▶ Exercise materials

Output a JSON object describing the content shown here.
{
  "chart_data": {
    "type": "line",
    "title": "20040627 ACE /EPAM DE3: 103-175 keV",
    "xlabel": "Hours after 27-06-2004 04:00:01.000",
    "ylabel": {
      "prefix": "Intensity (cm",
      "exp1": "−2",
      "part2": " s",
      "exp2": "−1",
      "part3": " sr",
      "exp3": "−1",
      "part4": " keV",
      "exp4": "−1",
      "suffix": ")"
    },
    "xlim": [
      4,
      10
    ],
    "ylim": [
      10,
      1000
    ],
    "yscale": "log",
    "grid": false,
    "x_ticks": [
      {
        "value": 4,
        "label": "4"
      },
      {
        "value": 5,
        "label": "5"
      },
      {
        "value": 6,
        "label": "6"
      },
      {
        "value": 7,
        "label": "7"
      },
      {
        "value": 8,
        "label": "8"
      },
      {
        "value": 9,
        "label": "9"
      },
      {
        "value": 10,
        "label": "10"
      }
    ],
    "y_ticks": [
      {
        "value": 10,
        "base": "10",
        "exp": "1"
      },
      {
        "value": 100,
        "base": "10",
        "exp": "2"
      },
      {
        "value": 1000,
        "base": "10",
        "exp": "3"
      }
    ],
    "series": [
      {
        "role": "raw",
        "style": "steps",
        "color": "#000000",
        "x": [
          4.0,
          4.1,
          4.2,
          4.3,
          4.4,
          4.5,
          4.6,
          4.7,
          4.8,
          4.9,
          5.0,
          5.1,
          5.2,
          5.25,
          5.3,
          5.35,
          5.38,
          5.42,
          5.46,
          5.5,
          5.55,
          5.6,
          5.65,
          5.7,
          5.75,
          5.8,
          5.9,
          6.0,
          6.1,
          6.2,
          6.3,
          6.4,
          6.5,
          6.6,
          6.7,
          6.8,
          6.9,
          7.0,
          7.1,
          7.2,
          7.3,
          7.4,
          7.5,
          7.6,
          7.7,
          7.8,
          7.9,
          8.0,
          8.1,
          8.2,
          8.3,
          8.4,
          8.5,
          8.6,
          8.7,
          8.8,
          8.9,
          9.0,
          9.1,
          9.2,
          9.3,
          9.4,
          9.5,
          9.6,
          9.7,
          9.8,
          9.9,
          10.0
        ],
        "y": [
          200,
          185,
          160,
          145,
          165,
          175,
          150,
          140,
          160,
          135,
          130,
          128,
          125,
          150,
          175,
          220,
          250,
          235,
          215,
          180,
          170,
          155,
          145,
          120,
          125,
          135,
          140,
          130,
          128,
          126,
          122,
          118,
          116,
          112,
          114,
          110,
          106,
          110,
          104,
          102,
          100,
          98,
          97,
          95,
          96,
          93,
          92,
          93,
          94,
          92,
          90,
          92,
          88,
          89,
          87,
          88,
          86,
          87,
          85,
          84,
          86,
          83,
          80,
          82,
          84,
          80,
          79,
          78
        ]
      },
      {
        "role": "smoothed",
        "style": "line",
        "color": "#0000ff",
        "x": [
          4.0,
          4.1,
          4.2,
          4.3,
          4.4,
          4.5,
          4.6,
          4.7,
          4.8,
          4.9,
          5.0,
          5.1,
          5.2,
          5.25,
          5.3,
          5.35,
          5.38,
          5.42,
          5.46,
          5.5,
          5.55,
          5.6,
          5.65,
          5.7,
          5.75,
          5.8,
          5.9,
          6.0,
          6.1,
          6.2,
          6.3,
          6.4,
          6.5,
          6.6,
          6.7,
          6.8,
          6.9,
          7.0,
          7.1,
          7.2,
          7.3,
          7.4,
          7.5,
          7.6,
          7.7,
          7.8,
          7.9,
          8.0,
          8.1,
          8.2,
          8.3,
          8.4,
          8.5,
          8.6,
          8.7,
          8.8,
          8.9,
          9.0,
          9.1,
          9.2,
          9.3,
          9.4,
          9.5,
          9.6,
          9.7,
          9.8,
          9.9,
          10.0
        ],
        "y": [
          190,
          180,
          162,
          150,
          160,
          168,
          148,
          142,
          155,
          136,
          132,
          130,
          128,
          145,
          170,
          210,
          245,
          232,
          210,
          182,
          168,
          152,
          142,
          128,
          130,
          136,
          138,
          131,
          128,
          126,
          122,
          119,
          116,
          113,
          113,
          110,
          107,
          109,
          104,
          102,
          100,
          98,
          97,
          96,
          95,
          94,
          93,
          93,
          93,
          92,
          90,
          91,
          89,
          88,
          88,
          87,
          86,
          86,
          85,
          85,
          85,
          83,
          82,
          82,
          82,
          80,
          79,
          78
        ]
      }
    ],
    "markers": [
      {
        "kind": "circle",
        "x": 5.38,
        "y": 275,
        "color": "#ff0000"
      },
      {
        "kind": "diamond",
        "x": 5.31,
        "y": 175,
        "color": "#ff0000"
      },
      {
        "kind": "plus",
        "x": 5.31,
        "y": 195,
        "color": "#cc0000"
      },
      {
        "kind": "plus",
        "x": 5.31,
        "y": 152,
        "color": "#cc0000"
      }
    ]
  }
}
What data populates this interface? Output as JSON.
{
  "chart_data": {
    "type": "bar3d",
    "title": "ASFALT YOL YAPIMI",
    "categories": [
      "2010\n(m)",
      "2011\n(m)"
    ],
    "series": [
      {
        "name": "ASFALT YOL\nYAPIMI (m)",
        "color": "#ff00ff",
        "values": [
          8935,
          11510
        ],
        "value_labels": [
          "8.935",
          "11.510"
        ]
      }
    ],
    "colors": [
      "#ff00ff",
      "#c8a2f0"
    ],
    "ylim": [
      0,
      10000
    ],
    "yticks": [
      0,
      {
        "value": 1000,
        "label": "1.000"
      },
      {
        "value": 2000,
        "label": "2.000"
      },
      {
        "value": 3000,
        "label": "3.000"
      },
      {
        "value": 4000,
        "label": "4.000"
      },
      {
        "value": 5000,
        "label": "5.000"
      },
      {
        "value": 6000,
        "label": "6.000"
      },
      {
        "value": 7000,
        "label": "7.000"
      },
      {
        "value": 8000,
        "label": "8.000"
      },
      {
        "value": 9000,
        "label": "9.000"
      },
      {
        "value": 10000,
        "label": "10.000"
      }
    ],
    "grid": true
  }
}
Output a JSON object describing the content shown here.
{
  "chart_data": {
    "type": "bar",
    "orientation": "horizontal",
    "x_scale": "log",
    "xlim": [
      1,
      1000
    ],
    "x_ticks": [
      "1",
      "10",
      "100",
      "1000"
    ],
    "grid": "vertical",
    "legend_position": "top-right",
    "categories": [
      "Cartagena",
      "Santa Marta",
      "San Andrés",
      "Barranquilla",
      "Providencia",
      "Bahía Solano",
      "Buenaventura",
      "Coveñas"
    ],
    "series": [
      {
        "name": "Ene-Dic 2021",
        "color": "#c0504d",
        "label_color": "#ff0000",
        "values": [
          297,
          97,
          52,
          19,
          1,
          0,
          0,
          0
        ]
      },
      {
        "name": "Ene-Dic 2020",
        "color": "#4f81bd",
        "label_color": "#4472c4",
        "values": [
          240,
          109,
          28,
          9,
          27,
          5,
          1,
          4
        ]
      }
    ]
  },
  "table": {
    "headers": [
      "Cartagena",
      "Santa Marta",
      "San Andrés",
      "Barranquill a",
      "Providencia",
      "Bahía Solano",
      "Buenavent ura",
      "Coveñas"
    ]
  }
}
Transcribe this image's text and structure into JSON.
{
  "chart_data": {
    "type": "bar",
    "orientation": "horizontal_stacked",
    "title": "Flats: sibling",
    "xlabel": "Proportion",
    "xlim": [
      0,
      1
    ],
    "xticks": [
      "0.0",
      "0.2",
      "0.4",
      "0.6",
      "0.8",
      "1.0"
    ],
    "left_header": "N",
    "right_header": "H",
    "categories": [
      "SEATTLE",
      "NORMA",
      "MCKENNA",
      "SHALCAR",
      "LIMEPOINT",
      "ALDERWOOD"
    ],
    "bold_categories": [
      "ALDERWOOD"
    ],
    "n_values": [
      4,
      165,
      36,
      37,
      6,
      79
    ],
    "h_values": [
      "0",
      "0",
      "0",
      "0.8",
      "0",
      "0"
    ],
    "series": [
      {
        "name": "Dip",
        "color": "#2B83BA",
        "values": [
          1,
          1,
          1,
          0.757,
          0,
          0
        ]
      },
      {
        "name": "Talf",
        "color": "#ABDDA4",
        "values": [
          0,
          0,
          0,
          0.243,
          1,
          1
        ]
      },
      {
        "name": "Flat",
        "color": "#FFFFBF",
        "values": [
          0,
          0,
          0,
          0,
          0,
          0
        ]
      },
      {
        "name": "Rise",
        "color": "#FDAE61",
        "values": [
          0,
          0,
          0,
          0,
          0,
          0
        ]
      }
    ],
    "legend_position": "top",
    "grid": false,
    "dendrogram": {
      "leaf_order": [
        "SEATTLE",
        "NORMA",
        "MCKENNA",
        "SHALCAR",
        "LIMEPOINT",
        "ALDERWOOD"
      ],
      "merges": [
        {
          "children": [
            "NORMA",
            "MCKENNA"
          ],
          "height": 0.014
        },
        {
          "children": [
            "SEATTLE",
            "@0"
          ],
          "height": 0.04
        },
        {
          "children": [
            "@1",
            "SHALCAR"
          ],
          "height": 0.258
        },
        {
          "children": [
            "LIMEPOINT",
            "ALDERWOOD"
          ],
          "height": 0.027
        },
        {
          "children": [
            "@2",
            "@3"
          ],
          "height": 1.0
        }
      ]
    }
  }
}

▶ The task
Using the listing, collect all lines in which the string "title" is found.

▶ Task result
    "title": "20040627 ACE /EPAM DE3: 103-175 keV",
    "title": "ASFALT YOL YAPIMI",
    "title": "Flats: sibling",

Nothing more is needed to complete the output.